## TASK TO CARRY OUT
Find every line below that contains the word "Purchase" and copy it out.

Excerpts from a figure dataset
▼

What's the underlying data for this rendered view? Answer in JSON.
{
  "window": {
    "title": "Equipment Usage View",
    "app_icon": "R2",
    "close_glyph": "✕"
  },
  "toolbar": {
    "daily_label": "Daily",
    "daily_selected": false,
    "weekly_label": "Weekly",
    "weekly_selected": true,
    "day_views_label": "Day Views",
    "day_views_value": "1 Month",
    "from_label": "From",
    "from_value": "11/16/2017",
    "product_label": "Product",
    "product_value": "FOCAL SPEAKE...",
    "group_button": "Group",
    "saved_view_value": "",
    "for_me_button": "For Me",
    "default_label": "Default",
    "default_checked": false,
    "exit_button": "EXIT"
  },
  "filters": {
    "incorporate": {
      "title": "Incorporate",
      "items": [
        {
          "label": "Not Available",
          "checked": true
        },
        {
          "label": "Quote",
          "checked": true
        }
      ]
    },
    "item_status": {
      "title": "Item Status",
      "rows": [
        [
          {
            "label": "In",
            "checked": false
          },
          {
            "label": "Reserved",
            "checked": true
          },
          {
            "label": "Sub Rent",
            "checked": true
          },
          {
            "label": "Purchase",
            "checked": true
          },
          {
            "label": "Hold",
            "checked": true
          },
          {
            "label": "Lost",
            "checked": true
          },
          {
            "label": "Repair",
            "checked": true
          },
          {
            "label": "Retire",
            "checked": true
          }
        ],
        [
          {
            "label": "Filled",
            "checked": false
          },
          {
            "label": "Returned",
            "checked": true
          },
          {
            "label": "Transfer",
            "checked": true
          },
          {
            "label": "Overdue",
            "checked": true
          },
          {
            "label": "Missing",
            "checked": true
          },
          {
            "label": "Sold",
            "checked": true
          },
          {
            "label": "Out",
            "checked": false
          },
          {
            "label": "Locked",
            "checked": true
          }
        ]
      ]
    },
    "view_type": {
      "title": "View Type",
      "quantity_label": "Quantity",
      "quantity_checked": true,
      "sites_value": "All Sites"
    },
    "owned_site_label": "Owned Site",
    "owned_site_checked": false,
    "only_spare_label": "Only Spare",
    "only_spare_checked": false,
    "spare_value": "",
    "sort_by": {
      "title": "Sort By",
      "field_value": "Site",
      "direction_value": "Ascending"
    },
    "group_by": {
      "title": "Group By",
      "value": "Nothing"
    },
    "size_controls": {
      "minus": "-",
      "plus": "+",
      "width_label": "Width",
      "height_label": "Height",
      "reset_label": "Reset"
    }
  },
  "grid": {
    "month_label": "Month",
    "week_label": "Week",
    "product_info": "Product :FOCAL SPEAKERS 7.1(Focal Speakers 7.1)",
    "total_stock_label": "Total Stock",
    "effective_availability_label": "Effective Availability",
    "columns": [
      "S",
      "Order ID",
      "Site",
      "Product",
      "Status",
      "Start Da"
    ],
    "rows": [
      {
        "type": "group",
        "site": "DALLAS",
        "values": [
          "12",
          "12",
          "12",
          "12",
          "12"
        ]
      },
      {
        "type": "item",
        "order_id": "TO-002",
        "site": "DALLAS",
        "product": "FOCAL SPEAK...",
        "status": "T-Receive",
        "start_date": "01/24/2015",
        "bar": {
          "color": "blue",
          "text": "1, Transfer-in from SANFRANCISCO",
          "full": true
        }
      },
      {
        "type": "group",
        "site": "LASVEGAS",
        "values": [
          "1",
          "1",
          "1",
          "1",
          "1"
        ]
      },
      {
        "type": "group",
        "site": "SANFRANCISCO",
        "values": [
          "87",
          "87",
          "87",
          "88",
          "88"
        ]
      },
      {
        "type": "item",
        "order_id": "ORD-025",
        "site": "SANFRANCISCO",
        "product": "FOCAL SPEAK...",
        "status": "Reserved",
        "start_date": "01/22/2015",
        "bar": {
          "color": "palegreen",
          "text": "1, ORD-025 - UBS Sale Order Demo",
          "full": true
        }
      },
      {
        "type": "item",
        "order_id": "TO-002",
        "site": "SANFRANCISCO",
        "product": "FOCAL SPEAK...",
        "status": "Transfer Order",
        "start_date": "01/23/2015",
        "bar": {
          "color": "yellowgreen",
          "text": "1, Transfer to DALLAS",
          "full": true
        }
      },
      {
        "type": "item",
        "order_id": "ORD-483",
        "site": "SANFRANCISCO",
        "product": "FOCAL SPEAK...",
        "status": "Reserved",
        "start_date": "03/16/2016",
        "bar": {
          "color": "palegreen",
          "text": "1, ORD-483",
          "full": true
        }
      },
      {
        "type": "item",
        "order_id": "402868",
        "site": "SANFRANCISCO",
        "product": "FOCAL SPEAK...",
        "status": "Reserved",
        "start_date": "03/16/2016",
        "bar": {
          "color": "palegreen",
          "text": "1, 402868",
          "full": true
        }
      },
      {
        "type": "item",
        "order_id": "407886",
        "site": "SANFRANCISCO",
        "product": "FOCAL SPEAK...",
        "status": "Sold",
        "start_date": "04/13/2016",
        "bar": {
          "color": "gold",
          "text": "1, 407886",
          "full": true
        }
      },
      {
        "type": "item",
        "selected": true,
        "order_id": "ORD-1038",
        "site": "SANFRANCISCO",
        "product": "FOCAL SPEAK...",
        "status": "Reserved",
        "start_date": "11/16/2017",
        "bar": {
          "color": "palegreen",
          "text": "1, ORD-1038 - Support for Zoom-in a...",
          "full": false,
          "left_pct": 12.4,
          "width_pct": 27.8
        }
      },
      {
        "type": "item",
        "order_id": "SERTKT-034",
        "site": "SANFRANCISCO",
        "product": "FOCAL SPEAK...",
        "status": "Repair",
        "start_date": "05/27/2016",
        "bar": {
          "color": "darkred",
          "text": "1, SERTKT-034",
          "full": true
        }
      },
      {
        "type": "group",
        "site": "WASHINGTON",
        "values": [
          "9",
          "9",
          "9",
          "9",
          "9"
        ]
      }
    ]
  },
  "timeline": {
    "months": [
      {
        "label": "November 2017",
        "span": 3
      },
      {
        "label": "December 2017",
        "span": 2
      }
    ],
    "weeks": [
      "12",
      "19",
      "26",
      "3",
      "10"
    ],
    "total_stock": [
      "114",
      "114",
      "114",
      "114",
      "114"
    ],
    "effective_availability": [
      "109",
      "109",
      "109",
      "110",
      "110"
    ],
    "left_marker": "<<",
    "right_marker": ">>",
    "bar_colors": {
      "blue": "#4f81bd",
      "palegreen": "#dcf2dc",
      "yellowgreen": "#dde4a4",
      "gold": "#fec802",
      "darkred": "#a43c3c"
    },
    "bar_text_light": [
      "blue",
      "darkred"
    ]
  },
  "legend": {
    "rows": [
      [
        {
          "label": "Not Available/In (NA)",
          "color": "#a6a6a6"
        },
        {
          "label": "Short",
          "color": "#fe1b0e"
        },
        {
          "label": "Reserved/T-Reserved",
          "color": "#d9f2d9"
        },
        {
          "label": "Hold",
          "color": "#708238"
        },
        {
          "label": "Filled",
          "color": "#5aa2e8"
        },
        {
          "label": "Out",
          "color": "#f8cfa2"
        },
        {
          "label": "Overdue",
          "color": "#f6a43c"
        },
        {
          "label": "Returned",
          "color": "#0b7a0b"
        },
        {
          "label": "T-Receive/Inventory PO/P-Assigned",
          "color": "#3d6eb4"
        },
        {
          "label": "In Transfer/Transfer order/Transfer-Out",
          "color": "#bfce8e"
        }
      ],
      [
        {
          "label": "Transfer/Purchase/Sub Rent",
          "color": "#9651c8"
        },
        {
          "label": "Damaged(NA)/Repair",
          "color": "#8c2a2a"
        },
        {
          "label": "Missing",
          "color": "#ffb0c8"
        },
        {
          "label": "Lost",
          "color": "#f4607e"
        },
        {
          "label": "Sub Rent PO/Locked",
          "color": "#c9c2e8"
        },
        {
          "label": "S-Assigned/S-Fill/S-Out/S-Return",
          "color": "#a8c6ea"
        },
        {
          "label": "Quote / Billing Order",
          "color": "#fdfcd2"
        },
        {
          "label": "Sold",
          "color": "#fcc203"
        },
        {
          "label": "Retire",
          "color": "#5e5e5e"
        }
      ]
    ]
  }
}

▲
▼

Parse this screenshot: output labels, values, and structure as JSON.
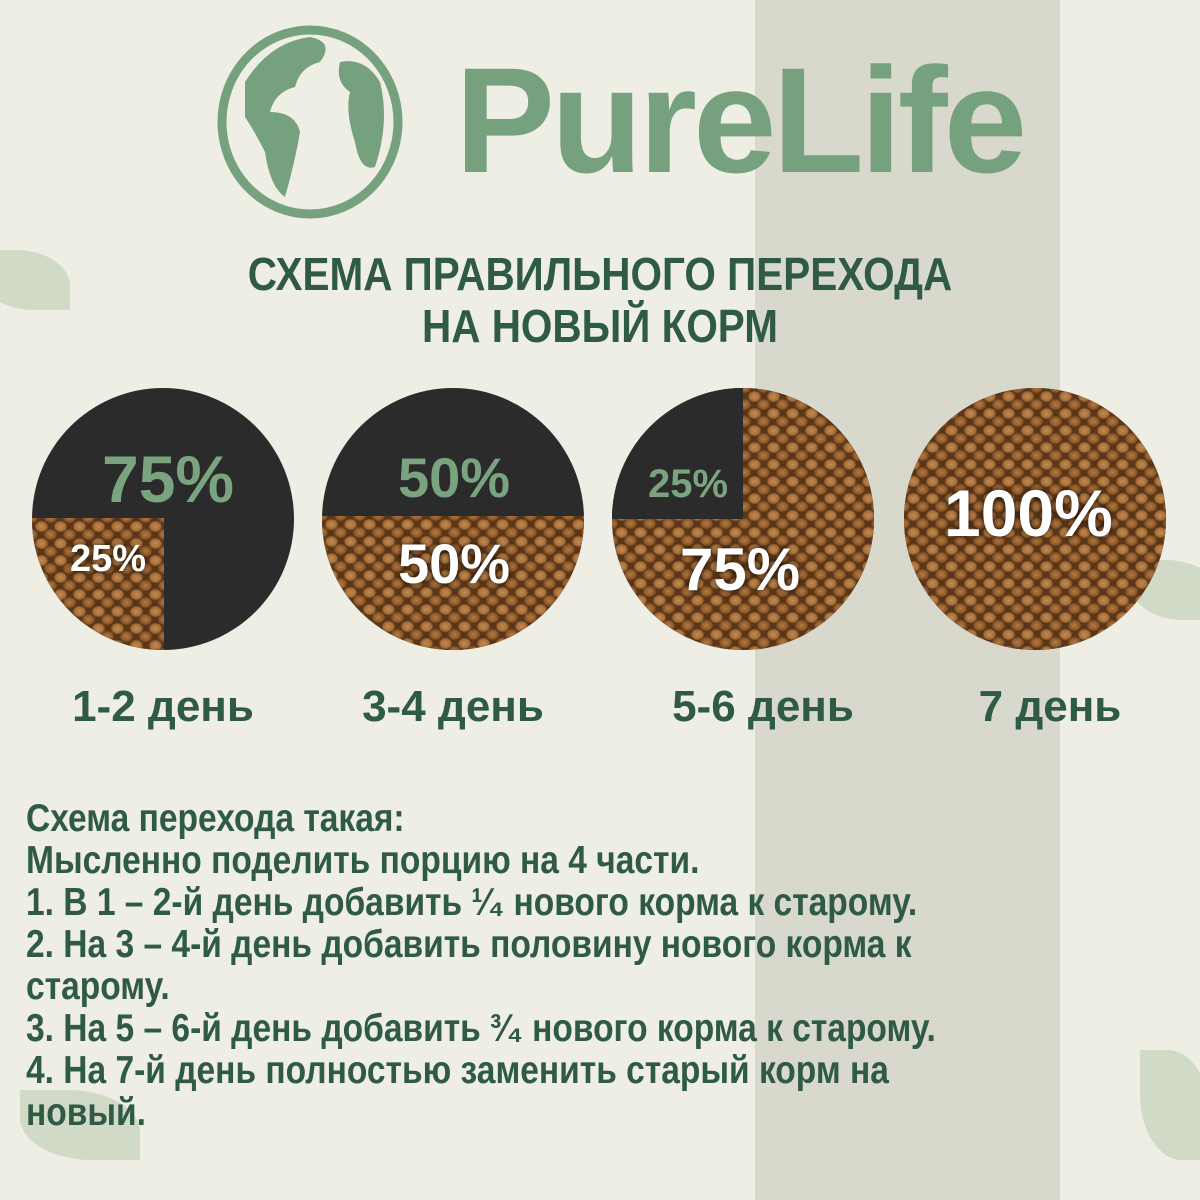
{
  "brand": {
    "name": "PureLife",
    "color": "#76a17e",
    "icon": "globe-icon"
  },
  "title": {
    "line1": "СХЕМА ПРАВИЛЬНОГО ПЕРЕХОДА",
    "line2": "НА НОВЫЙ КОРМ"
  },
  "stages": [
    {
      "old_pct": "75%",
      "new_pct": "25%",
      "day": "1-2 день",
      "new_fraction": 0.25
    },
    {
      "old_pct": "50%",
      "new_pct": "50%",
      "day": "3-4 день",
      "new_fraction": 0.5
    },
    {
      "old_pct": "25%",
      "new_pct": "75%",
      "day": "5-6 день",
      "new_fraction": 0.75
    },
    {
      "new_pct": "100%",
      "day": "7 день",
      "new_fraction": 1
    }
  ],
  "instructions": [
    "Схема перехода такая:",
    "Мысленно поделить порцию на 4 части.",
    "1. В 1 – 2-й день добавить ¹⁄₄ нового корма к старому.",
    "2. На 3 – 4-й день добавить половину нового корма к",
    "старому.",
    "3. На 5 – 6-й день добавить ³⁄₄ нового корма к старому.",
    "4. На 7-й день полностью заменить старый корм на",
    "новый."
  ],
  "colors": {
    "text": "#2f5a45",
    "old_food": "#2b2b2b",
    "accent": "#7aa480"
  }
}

▲

## EXERCISE ANSWER
            "label": "Purchase",
          "label": "Transfer/Purchase/Sub Rent",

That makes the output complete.